What is asked:
Among the entries below, count the lines where the string "value" occurs, and give only the number.

[Records shown start]

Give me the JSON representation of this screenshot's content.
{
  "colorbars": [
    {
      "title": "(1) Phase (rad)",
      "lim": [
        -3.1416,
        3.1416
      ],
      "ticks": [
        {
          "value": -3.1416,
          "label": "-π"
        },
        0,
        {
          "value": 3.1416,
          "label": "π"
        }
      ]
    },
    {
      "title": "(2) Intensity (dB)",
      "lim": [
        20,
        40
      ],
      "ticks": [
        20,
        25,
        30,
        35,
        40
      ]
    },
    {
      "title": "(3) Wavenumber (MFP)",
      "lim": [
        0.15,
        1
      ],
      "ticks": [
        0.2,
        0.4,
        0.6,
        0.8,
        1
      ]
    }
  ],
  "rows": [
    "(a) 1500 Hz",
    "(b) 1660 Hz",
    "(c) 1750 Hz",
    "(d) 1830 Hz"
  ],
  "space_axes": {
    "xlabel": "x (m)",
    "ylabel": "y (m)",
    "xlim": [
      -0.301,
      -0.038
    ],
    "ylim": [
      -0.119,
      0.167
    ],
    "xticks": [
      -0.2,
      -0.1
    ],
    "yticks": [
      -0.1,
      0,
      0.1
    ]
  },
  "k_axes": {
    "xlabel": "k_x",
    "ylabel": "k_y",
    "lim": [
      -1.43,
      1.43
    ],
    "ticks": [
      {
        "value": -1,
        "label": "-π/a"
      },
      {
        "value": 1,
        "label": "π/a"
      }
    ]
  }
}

[Records shown end]

Reply:
4